### TO DO
Please update the listing below by replacing every "Patent image size" with "Drawing size" and keeping everything else the same.

:: RECORDS FOR THE EXERCISE ::

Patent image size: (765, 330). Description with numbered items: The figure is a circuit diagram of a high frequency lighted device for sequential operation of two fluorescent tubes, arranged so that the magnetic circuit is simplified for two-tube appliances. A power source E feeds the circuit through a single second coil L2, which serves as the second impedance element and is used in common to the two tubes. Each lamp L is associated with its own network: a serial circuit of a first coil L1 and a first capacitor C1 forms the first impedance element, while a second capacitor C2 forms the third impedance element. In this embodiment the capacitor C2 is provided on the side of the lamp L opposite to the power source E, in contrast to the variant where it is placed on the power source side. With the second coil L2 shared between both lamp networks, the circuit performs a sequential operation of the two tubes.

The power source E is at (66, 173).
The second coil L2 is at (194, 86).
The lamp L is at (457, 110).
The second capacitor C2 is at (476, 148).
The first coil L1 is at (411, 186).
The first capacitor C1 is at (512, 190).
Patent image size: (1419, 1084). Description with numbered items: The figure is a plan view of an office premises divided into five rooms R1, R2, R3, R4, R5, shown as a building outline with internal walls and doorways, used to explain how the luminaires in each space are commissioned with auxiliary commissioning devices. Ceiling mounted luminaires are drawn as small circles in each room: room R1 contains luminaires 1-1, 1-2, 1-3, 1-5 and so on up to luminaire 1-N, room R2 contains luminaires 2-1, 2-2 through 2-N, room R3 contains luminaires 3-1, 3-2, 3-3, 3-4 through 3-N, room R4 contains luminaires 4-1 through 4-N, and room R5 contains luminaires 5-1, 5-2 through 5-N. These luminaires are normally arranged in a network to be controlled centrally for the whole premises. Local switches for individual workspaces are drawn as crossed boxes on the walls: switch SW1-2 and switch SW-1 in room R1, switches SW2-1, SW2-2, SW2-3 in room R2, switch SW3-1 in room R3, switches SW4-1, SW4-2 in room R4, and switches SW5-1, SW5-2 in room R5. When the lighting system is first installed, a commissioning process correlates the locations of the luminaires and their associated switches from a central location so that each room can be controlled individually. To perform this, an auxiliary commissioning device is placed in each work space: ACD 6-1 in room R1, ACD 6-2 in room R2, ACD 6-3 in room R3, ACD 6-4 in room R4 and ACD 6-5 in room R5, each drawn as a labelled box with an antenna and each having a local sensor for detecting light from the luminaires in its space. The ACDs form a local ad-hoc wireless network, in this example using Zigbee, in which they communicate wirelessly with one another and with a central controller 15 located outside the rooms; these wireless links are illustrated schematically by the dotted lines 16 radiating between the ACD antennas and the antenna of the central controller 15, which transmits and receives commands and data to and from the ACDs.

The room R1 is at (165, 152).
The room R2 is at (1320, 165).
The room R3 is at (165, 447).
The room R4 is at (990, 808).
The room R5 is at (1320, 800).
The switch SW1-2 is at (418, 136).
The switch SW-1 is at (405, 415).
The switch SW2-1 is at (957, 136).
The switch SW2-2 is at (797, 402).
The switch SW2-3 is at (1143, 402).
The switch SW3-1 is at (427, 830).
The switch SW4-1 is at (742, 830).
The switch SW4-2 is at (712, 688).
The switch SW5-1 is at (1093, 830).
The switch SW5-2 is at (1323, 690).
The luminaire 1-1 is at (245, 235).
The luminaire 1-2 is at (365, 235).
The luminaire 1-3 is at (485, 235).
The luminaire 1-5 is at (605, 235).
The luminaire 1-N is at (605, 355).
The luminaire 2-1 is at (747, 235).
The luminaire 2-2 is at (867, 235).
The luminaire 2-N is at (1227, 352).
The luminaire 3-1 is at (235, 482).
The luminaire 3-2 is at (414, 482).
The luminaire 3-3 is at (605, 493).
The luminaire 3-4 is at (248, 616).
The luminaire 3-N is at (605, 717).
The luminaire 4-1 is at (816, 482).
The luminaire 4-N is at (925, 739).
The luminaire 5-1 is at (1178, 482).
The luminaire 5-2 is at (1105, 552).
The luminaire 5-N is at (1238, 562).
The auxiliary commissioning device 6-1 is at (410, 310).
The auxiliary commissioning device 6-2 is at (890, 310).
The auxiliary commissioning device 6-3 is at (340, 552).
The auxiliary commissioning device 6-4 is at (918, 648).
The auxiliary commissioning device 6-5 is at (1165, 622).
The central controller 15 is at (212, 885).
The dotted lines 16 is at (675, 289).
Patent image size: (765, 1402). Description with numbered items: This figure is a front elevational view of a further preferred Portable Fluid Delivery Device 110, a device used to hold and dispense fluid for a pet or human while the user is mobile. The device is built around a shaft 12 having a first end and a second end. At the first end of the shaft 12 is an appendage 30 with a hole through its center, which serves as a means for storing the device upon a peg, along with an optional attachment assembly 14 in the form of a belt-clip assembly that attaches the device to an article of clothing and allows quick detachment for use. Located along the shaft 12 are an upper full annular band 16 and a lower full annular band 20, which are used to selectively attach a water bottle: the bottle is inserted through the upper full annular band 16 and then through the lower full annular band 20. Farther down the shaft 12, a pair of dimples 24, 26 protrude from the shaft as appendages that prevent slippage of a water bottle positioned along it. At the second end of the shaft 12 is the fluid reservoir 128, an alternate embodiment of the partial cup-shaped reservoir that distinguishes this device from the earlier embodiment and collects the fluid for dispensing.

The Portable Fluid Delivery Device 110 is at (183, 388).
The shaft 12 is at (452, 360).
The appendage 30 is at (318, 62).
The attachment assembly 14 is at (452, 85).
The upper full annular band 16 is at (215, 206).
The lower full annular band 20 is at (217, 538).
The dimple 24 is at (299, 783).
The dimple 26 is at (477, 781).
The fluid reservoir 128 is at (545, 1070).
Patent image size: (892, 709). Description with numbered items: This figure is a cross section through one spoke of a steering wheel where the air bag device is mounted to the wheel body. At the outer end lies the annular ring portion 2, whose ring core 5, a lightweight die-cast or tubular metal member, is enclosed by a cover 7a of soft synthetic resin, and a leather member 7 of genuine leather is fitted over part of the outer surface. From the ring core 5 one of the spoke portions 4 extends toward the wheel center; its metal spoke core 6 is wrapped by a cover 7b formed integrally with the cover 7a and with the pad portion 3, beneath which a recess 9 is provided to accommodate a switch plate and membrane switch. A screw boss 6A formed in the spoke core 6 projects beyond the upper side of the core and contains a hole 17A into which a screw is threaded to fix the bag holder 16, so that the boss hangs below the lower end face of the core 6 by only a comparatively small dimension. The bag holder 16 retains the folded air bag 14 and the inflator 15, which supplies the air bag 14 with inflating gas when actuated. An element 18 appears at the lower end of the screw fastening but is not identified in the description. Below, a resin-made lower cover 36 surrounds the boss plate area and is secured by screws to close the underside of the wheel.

:::

### THE OUTPUT
Drawing size: (765, 330). Description with numbered items: The figure is a circuit diagram of a high frequency lighted device for sequential operation of two fluorescent tubes, arranged so that the magnetic circuit is simplified for two-tube appliances. A power source E feeds the circuit through a single second coil L2, which serves as the second impedance element and is used in common to the two tubes. Each lamp L is associated with its own network: a serial circuit of a first coil L1 and a first capacitor C1 forms the first impedance element, while a second capacitor C2 forms the third impedance element. In this embodiment the capacitor C2 is provided on the side of the lamp L opposite to the power source E, in contrast to the variant where it is placed on the power source side. With the second coil L2 shared between both lamp networks, the circuit performs a sequential operation of the two tubes.

The power source E is at (66, 173).
The second coil L2 is at (194, 86).
The lamp L is at (457, 110).
The second capacitor C2 is at (476, 148).
The first coil L1 is at (411, 186).
The first capacitor C1 is at (512, 190).
Drawing size: (1419, 1084). Description with numbered items: The figure is a plan view of an office premises divided into five rooms R1, R2, R3, R4, R5, shown as a building outline with internal walls and doorways, used to explain how the luminaires in each space are commissioned with auxiliary commissioning devices. Ceiling mounted luminaires are drawn as small circles in each room: room R1 contains luminaires 1-1, 1-2, 1-3, 1-5 and so on up to luminaire 1-N, room R2 contains luminaires 2-1, 2-2 through 2-N, room R3 contains luminaires 3-1, 3-2, 3-3, 3-4 through 3-N, room R4 contains luminaires 4-1 through 4-N, and room R5 contains luminaires 5-1, 5-2 through 5-N. These luminaires are normally arranged in a network to be controlled centrally for the whole premises. Local switches for individual workspaces are drawn as crossed boxes on the walls: switch SW1-2 and switch SW-1 in room R1, switches SW2-1, SW2-2, SW2-3 in room R2, switch SW3-1 in room R3, switches SW4-1, SW4-2 in room R4, and switches SW5-1, SW5-2 in room R5. When the lighting system is first installed, a commissioning process correlates the locations of the luminaires and their associated switches from a central location so that each room can be controlled individually. To perform this, an auxiliary commissioning device is placed in each work space: ACD 6-1 in room R1, ACD 6-2 in room R2, ACD 6-3 in room R3, ACD 6-4 in room R4 and ACD 6-5 in room R5, each drawn as a labelled box with an antenna and each having a local sensor for detecting light from the luminaires in its space. The ACDs form a local ad-hoc wireless network, in this example using Zigbee, in which they communicate wirelessly with one another and with a central controller 15 located outside the rooms; these wireless links are illustrated schematically by the dotted lines 16 radiating between the ACD antennas and the antenna of the central controller 15, which transmits and receives commands and data to and from the ACDs.

The room R1 is at (165, 152).
The room R2 is at (1320, 165).
The room R3 is at (165, 447).
The room R4 is at (990, 808).
The room R5 is at (1320, 800).
The switch SW1-2 is at (418, 136).
The switch SW-1 is at (405, 415).
The switch SW2-1 is at (957, 136).
The switch SW2-2 is at (797, 402).
The switch SW2-3 is at (1143, 402).
The switch SW3-1 is at (427, 830).
The switch SW4-1 is at (742, 830).
The switch SW4-2 is at (712, 688).
The switch SW5-1 is at (1093, 830).
The switch SW5-2 is at (1323, 690).
The luminaire 1-1 is at (245, 235).
The luminaire 1-2 is at (365, 235).
The luminaire 1-3 is at (485, 235).
The luminaire 1-5 is at (605, 235).
The luminaire 1-N is at (605, 355).
The luminaire 2-1 is at (747, 235).
The luminaire 2-2 is at (867, 235).
The luminaire 2-N is at (1227, 352).
The luminaire 3-1 is at (235, 482).
The luminaire 3-2 is at (414, 482).
The luminaire 3-3 is at (605, 493).
The luminaire 3-4 is at (248, 616).
The luminaire 3-N is at (605, 717).
The luminaire 4-1 is at (816, 482).
The luminaire 4-N is at (925, 739).
The luminaire 5-1 is at (1178, 482).
The luminaire 5-2 is at (1105, 552).
The luminaire 5-N is at (1238, 562).
The auxiliary commissioning device 6-1 is at (410, 310).
The auxiliary commissioning device 6-2 is at (890, 310).
The auxiliary commissioning device 6-3 is at (340, 552).
The auxiliary commissioning device 6-4 is at (918, 648).
The auxiliary commissioning device 6-5 is at (1165, 622).
The central controller 15 is at (212, 885).
The dotted lines 16 is at (675, 289).
Drawing size: (765, 1402). Description with numbered items: This figure is a front elevational view of a further preferred Portable Fluid Delivery Device 110, a device used to hold and dispense fluid for a pet or human while the user is mobile. The device is built around a shaft 12 having a first end and a second end. At the first end of the shaft 12 is an appendage 30 with a hole through its center, which serves as a means for storing the device upon a peg, along with an optional attachment assembly 14 in the form of a belt-clip assembly that attaches the device to an article of clothing and allows quick detachment for use. Located along the shaft 12 are an upper full annular band 16 and a lower full annular band 20, which are used to selectively attach a water bottle: the bottle is inserted through the upper full annular band 16 and then through the lower full annular band 20. Farther down the shaft 12, a pair of dimples 24, 26 protrude from the shaft as appendages that prevent slippage of a water bottle positioned along it. At the second end of the shaft 12 is the fluid reservoir 128, an alternate embodiment of the partial cup-shaped reservoir that distinguishes this device from the earlier embodiment and collects the fluid for dispensing.

The Portable Fluid Delivery Device 110 is at (183, 388).
The shaft 12 is at (452, 360).
The appendage 30 is at (318, 62).
The attachment assembly 14 is at (452, 85).
The upper full annular band 16 is at (215, 206).
The lower full annular band 20 is at (217, 538).
The dimple 24 is at (299, 783).
The dimple 26 is at (477, 781).
The fluid reservoir 128 is at (545, 1070).
Drawing size: (892, 709). Description with numbered items: This figure is a cross section through one spoke of a steering wheel where the air bag device is mounted to the wheel body. At the outer end lies the annular ring portion 2, whose ring core 5, a lightweight die-cast or tubular metal member, is enclosed by a cover 7a of soft synthetic resin, and a leather member 7 of genuine leather is fitted over part of the outer surface. From the ring core 5 one of the spoke portions 4 extends toward the wheel center; its metal spoke core 6 is wrapped by a cover 7b formed integrally with the cover 7a and with the pad portion 3, beneath which a recess 9 is provided to accommodate a switch plate and membrane switch. A screw boss 6A formed in the spoke core 6 projects beyond the upper side of the core and contains a hole 17A into which a screw is threaded to fix the bag holder 16, so that the boss hangs below the lower end face of the core 6 by only a comparatively small dimension. The bag holder 16 retains the folded air bag 14 and the inflator 15, which supplies the air bag 14 with inflating gas when actuated. An element 18 appears at the lower end of the screw fastening but is not identified in the description. Below, a resin-made lower cover 36 surrounds the boss plate area and is secured by screws to close the underside of the wheel.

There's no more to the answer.